::: Rows
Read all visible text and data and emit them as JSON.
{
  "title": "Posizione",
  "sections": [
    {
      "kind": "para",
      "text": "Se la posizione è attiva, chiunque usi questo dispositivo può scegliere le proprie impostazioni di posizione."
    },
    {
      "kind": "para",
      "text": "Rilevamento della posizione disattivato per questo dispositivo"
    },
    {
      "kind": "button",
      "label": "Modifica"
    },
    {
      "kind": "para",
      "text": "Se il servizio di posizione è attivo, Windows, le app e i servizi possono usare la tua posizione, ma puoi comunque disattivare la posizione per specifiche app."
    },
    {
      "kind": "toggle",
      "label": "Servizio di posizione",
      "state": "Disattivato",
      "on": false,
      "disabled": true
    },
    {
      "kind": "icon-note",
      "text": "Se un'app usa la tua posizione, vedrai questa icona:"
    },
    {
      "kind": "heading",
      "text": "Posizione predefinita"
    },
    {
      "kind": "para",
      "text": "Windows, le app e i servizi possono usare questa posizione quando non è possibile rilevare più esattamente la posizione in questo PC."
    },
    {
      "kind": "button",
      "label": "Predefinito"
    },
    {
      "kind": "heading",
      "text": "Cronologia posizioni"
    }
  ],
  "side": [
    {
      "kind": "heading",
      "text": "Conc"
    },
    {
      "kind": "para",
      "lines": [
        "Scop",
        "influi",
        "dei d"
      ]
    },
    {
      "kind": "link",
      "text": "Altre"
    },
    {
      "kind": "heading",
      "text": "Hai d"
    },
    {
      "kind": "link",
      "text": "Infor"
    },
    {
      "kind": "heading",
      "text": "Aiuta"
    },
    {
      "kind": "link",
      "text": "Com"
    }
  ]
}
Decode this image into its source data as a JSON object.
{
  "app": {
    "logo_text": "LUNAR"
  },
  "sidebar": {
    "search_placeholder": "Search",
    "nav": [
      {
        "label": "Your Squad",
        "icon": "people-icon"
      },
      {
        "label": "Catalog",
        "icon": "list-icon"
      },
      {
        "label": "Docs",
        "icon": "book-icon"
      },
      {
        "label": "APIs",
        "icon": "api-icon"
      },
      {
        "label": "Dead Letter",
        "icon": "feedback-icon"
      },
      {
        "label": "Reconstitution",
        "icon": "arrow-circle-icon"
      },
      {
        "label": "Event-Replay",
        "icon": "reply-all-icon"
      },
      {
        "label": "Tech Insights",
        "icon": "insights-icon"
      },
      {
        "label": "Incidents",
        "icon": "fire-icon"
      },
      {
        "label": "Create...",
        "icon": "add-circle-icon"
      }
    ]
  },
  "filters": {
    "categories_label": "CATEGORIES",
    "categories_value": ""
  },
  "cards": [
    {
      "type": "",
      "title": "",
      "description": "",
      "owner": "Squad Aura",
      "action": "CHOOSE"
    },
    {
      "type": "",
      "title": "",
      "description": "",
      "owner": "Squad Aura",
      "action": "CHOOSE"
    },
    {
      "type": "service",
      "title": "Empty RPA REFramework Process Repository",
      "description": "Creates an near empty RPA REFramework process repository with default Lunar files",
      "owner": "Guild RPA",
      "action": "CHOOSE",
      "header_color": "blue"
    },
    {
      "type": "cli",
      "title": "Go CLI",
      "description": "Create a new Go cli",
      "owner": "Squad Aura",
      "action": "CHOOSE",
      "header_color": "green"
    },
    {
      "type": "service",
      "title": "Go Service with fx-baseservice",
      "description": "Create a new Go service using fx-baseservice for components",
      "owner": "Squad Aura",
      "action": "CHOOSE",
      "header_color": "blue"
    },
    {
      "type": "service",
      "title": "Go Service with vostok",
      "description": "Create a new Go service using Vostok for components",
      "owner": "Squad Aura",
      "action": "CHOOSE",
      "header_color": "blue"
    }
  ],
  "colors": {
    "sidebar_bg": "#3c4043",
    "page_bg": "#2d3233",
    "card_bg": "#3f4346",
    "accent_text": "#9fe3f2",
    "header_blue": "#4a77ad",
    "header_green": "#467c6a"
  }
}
::::::
*Work instructions:*
All lines above with "circle" in them should be returned.

*Task output:*
        "icon": "arrow-circle-icon"
        "icon": "add-circle-icon"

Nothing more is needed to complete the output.